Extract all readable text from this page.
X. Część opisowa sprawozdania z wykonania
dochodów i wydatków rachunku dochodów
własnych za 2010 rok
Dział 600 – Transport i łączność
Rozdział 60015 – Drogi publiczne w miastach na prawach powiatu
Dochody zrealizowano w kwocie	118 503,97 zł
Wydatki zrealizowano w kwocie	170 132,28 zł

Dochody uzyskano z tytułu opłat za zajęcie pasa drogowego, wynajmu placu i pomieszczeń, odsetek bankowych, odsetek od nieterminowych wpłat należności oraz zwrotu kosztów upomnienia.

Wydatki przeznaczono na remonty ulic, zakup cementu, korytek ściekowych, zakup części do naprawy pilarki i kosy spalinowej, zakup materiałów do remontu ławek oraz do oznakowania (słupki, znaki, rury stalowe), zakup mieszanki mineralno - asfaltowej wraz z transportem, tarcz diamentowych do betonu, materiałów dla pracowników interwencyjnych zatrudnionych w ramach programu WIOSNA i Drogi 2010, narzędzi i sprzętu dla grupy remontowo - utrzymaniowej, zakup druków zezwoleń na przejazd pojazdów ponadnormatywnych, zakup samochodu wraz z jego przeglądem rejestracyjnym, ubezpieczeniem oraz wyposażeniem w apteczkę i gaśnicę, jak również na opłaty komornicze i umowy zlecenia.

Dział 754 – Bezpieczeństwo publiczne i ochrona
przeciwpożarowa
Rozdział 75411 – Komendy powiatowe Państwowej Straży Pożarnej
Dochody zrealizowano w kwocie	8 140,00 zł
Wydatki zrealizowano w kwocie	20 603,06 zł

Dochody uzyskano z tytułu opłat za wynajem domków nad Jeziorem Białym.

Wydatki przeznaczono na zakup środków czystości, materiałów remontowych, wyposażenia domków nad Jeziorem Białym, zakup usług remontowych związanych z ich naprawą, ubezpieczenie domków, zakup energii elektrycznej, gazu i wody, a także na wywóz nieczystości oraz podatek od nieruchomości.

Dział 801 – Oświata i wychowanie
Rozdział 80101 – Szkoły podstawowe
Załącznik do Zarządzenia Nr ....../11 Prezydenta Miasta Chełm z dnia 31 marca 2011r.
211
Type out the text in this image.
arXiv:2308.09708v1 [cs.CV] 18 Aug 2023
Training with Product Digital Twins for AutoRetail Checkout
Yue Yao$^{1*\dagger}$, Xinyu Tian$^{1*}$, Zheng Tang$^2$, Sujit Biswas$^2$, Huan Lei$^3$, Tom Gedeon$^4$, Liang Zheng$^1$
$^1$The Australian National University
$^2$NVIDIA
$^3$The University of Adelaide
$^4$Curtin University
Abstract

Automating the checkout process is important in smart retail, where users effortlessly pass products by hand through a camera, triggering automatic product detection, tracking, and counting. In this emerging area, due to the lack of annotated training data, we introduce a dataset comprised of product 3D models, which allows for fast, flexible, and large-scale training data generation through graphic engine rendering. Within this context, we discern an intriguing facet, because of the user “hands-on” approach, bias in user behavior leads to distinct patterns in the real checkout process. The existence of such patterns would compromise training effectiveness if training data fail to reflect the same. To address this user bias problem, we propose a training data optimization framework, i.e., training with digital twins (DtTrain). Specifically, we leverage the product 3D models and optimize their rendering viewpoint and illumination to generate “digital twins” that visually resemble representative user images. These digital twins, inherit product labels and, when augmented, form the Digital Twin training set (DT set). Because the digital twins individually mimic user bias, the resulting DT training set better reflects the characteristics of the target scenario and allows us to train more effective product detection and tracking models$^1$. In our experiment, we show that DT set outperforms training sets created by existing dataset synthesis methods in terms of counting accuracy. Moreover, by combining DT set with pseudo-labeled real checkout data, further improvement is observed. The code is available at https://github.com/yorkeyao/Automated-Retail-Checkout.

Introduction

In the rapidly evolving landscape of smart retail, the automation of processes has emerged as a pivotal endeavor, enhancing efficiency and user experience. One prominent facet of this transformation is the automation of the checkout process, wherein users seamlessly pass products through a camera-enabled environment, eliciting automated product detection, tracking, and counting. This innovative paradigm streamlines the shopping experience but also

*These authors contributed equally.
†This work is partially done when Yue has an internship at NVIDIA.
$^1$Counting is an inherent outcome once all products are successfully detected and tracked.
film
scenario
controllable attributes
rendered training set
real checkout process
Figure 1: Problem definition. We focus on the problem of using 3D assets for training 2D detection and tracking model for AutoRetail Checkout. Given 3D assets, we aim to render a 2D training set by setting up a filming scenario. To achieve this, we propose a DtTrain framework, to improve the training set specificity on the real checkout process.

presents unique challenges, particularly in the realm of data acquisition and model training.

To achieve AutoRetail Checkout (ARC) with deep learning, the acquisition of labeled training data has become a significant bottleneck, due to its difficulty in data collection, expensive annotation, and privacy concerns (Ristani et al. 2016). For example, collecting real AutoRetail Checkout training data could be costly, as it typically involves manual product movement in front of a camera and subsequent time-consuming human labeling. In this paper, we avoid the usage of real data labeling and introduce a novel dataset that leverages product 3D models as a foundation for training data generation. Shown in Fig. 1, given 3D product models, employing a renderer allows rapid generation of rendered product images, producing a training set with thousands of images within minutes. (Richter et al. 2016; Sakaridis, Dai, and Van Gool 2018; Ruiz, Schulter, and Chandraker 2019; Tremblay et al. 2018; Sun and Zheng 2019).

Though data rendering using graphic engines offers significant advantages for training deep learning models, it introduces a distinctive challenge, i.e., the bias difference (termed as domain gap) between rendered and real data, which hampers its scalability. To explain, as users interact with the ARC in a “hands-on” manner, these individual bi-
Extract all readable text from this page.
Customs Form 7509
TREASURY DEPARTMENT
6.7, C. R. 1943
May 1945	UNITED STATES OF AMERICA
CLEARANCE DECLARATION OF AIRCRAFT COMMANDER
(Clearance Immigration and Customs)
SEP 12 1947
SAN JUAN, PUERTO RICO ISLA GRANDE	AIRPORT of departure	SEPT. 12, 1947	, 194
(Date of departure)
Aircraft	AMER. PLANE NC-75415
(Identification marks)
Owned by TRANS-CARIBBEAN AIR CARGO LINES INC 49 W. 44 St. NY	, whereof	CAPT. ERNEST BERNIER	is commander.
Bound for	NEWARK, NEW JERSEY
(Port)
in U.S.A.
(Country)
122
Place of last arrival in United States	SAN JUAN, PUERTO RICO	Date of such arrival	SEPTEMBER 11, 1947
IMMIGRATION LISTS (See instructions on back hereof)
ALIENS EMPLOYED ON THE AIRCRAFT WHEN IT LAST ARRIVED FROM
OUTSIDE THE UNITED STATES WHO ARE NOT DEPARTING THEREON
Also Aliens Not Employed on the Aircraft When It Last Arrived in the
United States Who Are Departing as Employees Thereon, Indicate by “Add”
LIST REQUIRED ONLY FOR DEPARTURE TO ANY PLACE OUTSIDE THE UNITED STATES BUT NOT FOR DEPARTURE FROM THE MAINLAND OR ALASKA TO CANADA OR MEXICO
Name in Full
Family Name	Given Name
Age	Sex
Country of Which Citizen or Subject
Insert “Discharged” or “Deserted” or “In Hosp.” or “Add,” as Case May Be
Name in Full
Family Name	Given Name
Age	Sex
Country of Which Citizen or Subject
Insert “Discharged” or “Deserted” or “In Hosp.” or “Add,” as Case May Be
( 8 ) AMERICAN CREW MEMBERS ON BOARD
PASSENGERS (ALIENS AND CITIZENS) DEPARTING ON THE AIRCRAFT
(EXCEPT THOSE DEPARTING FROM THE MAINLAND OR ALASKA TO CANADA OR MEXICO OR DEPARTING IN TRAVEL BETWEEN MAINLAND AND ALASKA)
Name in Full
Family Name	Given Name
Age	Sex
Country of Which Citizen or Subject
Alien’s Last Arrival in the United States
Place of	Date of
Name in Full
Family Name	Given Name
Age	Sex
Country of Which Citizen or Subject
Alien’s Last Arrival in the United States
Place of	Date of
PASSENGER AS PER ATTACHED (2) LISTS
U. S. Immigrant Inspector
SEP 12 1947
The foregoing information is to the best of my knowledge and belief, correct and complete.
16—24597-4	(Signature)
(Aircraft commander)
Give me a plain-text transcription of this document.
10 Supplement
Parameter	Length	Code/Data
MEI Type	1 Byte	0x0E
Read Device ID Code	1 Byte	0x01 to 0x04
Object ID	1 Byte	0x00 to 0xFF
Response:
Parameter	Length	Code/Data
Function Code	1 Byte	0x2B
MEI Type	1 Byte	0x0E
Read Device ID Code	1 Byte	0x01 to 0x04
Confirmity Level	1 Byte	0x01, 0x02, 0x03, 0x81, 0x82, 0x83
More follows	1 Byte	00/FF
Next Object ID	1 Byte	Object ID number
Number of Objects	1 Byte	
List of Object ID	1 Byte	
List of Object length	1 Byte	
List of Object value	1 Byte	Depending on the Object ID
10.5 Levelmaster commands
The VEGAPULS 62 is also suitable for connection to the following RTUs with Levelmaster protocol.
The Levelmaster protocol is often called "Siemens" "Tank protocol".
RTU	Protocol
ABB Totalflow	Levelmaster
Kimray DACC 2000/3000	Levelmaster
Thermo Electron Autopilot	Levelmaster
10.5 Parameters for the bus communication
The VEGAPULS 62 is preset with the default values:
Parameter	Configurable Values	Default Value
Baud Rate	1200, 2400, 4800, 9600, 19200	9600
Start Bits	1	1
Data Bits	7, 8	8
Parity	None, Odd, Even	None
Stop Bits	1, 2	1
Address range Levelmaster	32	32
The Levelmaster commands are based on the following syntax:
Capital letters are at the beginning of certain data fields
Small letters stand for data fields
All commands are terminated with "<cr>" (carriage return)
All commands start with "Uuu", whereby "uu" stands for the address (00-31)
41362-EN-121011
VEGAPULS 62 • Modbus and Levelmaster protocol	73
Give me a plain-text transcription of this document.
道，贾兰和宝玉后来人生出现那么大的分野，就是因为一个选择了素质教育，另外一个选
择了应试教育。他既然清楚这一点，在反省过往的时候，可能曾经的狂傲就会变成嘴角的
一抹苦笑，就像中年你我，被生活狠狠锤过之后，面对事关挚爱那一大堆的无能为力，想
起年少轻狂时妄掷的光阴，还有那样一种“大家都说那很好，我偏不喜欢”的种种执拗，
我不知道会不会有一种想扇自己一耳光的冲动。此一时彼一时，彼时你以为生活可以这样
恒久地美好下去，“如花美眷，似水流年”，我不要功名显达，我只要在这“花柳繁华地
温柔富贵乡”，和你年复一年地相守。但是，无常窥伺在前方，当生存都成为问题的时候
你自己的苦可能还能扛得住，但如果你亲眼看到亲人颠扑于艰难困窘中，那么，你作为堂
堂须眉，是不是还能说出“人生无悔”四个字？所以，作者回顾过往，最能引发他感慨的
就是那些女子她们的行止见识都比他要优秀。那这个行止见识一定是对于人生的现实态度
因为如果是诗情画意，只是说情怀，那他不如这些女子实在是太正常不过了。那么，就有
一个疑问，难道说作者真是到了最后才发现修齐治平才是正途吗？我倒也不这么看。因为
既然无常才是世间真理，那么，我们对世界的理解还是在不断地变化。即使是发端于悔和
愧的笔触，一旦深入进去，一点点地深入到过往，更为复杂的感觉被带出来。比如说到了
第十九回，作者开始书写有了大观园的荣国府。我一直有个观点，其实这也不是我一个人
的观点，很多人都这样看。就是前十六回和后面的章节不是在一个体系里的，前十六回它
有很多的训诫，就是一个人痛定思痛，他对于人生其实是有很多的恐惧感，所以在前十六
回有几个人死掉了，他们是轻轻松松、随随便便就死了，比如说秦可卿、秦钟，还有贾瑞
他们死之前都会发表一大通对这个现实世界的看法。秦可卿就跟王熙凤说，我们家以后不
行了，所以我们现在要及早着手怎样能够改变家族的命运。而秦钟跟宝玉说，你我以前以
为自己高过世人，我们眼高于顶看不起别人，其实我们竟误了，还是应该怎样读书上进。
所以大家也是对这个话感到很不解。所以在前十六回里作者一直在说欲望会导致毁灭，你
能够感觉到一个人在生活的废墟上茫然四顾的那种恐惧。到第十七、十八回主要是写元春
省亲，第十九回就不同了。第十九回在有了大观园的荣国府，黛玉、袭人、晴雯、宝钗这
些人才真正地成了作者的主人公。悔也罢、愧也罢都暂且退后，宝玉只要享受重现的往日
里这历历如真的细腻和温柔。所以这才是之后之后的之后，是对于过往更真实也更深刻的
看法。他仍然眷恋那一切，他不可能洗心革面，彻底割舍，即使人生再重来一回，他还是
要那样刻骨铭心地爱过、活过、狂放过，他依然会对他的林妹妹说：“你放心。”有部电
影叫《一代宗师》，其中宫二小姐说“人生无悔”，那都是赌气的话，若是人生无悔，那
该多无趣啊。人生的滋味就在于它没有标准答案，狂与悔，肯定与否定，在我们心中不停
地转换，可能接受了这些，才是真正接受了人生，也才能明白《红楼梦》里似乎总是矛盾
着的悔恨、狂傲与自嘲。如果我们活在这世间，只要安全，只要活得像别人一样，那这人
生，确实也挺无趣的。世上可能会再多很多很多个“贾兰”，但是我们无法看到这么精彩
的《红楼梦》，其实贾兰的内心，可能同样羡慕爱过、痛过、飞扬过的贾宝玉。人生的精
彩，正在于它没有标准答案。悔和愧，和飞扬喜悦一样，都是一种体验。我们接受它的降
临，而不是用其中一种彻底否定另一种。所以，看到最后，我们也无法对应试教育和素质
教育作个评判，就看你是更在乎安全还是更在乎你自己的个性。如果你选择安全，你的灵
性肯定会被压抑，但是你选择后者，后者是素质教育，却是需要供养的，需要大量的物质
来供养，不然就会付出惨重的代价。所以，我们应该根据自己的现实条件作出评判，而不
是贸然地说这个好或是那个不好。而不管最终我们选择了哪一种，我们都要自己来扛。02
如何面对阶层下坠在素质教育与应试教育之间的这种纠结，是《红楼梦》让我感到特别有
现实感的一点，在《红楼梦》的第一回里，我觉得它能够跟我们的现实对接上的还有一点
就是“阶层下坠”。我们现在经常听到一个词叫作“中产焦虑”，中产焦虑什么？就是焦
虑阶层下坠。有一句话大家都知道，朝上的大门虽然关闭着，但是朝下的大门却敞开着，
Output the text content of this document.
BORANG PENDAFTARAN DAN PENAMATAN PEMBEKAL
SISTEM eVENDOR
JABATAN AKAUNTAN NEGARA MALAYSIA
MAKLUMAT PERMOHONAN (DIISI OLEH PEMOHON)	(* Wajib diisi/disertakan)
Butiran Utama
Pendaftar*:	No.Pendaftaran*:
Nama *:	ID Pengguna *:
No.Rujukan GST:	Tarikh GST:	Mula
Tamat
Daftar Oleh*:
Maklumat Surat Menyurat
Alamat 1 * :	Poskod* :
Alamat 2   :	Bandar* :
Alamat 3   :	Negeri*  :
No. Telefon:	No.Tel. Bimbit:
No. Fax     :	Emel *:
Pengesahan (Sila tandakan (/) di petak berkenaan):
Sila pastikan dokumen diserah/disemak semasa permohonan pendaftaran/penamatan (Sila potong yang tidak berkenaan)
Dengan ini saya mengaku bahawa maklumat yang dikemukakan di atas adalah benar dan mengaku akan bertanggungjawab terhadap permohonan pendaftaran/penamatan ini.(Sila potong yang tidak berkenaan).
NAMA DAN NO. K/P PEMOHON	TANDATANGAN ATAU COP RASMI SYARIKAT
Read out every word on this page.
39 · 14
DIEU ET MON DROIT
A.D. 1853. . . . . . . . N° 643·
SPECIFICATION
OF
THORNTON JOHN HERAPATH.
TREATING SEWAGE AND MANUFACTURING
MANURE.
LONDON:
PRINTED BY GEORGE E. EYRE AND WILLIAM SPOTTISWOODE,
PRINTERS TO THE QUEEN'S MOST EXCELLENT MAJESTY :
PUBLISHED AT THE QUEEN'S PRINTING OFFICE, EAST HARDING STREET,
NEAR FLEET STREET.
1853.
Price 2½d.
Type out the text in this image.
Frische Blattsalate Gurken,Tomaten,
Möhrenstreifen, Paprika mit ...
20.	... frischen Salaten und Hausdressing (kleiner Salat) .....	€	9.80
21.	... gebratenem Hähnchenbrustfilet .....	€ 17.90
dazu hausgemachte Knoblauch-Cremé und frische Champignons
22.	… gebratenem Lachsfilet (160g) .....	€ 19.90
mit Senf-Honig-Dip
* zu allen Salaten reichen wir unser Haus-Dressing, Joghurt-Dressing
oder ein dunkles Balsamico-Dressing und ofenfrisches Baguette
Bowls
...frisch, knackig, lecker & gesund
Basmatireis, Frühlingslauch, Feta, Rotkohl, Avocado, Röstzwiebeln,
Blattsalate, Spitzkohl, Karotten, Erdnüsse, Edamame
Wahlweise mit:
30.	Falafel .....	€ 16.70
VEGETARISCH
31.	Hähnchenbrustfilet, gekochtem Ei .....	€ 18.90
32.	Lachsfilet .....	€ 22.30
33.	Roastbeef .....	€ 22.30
* * * *
Given exercise:
Nothing but the lines from the one with "Read out every word on this page." through the last line should be repeated, each exactly as it stands.

Final answer:
Read out every word on this page.
39 · 14
DIEU ET MON DROIT
A.D. 1853. . . . . . . . N° 643·
SPECIFICATION
OF
THORNTON JOHN HERAPATH.
TREATING SEWAGE AND MANUFACTURING
MANURE.
LONDON:
PRINTED BY GEORGE E. EYRE AND WILLIAM SPOTTISWOODE,
PRINTERS TO THE QUEEN'S MOST EXCELLENT MAJESTY :
PUBLISHED AT THE QUEEN'S PRINTING OFFICE, EAST HARDING STREET,
NEAR FLEET STREET.
1853.
Price 2½d.
Type out the text in this image.
Frische Blattsalate Gurken,Tomaten,
Möhrenstreifen, Paprika mit ...
20.	... frischen Salaten und Hausdressing (kleiner Salat) .....	€	9.80
21.	... gebratenem Hähnchenbrustfilet .....	€ 17.90
dazu hausgemachte Knoblauch-Cremé und frische Champignons
22.	… gebratenem Lachsfilet (160g) .....	€ 19.90
mit Senf-Honig-Dip
* zu allen Salaten reichen wir unser Haus-Dressing, Joghurt-Dressing
oder ein dunkles Balsamico-Dressing und ofenfrisches Baguette
Bowls
...frisch, knackig, lecker & gesund
Basmatireis, Frühlingslauch, Feta, Rotkohl, Avocado, Röstzwiebeln,
Blattsalate, Spitzkohl, Karotten, Erdnüsse, Edamame
Wahlweise mit:
30.	Falafel .....	€ 16.70
VEGETARISCH
31.	Hähnchenbrustfilet, gekochtem Ei .....	€ 18.90
32.	Lachsfilet .....	€ 22.30
33.	Roastbeef .....	€ 22.30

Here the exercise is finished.